═══ Exercise data

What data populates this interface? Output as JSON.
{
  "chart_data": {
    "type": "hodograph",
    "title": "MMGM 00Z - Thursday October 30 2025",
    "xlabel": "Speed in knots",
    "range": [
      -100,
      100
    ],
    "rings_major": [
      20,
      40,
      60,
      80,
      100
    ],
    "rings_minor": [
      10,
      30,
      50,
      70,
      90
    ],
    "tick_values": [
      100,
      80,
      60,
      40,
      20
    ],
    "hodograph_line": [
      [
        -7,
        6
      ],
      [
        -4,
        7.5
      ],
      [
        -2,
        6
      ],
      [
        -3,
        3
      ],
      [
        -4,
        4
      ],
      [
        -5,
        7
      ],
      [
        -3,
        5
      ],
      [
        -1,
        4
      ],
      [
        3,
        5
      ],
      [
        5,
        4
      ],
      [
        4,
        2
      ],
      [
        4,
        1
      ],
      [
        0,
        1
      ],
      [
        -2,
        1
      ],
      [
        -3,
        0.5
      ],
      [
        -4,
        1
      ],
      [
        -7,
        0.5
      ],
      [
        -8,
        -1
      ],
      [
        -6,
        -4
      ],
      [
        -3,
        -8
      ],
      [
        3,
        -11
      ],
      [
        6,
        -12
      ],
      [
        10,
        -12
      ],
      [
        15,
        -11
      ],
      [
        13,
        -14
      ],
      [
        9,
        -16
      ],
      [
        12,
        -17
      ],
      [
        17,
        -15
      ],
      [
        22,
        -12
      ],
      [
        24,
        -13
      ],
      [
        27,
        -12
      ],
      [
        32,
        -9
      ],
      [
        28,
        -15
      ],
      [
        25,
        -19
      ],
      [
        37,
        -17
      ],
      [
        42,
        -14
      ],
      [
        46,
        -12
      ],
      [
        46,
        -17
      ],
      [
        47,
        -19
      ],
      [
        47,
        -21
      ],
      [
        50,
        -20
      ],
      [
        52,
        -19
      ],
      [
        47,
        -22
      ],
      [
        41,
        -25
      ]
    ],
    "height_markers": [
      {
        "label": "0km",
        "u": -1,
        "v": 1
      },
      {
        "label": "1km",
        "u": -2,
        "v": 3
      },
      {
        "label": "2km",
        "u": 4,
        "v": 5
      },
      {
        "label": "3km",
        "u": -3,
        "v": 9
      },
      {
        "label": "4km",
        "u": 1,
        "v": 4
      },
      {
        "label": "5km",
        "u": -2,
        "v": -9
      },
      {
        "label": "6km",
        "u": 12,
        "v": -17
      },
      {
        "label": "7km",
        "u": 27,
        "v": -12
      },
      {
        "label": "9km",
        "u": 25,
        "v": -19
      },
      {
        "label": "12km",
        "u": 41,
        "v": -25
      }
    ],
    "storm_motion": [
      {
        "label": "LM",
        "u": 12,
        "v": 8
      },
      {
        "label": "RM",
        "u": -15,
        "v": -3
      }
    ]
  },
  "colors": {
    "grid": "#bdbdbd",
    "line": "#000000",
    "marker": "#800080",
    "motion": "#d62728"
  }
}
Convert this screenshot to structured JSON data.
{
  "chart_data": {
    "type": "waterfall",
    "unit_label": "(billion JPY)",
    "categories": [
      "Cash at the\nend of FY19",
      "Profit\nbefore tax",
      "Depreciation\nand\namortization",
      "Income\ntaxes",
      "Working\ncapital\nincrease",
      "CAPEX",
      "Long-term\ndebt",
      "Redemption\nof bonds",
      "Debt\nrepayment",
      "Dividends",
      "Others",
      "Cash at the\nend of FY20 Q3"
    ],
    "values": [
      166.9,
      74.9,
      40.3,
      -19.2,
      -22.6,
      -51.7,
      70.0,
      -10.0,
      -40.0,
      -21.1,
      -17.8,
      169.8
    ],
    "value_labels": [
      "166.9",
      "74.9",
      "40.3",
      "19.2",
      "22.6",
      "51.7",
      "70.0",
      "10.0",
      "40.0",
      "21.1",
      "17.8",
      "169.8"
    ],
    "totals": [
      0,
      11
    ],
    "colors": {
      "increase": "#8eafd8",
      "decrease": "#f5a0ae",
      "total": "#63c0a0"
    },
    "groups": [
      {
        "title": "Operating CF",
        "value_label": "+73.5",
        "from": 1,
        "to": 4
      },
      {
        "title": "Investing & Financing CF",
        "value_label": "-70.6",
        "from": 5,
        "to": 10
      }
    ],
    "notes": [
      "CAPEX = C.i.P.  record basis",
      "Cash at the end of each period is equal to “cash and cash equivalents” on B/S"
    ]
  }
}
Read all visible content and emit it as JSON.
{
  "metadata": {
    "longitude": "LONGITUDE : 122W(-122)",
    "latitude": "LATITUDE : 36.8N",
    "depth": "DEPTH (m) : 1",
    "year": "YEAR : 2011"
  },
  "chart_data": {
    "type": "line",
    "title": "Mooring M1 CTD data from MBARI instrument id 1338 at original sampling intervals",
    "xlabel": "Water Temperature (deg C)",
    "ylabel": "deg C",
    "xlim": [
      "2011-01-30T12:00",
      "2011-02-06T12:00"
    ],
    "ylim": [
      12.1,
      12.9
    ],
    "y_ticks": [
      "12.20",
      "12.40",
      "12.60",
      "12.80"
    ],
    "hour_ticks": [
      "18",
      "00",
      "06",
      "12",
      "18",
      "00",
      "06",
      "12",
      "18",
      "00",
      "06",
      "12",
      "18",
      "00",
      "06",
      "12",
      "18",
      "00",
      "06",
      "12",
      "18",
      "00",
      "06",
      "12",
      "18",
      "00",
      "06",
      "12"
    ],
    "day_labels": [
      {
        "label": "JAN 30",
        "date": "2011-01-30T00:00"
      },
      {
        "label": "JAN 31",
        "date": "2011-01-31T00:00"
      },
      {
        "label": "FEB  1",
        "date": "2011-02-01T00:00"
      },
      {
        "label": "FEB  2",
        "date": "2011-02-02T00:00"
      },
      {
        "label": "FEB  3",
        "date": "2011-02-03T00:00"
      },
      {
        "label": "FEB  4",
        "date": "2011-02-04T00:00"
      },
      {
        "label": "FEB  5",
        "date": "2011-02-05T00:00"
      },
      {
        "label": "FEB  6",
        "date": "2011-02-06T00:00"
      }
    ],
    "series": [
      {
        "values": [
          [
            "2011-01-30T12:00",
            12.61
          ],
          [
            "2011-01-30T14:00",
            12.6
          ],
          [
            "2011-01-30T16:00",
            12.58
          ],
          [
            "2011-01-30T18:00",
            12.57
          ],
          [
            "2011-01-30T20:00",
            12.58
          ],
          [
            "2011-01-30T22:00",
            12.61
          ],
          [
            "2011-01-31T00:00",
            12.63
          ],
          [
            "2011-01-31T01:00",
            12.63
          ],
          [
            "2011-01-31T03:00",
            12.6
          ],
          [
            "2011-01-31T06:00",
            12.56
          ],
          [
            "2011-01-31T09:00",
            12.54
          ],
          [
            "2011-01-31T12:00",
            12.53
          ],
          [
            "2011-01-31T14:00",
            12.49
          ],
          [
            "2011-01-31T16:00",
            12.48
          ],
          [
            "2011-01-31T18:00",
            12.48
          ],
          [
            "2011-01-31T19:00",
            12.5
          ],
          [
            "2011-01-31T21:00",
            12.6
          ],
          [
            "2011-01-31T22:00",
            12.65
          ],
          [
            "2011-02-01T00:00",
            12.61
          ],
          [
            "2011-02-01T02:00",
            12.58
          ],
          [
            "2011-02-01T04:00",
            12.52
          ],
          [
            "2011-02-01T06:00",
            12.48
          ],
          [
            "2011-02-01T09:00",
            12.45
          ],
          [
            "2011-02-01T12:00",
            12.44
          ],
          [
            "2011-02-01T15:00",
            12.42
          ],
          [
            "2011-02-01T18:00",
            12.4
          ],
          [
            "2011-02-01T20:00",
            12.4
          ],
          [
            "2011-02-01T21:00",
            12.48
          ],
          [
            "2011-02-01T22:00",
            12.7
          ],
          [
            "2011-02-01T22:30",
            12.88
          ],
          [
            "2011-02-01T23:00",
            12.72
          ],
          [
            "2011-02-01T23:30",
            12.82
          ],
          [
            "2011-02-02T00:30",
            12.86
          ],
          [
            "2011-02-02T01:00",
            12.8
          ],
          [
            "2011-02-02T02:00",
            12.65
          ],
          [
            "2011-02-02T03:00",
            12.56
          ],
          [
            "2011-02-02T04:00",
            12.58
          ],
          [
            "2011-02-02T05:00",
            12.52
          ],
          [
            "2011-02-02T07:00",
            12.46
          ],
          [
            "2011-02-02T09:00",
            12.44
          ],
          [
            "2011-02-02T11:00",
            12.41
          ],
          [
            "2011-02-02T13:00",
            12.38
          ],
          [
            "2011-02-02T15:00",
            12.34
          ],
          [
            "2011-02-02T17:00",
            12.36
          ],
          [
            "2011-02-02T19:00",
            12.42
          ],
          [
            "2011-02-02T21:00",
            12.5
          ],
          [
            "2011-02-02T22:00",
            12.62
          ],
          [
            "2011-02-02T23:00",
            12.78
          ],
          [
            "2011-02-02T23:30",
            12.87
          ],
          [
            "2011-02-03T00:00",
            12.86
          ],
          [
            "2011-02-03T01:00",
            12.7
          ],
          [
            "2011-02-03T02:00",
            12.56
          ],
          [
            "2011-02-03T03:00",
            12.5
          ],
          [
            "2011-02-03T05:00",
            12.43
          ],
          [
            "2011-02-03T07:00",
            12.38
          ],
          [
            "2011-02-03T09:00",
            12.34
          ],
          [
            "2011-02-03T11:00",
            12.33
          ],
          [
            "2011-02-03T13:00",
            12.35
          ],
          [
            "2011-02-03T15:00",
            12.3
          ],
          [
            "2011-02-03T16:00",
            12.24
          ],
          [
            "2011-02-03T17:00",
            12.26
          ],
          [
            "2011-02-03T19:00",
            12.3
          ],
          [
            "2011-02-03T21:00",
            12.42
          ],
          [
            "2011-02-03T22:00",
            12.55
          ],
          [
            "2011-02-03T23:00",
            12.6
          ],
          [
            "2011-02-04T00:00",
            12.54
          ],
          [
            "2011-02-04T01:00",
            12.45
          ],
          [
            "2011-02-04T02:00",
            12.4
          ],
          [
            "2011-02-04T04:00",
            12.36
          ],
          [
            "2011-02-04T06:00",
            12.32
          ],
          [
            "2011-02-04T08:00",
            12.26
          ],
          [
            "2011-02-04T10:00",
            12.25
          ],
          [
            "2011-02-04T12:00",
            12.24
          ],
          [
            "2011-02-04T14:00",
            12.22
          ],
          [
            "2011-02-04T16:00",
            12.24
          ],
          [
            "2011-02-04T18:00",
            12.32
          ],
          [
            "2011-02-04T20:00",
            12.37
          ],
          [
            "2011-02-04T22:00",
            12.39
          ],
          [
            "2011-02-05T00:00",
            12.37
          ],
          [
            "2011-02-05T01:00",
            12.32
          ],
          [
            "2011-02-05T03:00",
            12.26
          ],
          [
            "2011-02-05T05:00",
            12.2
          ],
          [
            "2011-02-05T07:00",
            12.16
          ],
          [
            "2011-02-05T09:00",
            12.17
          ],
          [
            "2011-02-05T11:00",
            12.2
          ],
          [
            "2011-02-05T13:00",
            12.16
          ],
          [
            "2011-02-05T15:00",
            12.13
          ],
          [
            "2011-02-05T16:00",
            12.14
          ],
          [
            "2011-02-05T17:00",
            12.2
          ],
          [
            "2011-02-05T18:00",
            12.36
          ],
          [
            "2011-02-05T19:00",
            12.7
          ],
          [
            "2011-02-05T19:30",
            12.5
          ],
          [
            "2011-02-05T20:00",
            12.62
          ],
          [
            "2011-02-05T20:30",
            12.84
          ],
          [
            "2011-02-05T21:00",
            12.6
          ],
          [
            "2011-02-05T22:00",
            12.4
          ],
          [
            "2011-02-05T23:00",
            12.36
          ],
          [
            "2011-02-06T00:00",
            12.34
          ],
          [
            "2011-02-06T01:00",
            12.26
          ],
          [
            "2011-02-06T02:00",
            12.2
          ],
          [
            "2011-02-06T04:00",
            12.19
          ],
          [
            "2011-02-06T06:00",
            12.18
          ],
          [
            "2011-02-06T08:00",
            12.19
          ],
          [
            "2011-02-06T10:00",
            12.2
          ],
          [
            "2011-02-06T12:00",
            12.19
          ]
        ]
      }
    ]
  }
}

══════

- _What is asked_: Select every line of the records holding the string "JSON".

- _The completed task_:
What data populates this interface? Output as JSON.
Convert this screenshot to structured JSON data.
Read all visible content and emit it as JSON.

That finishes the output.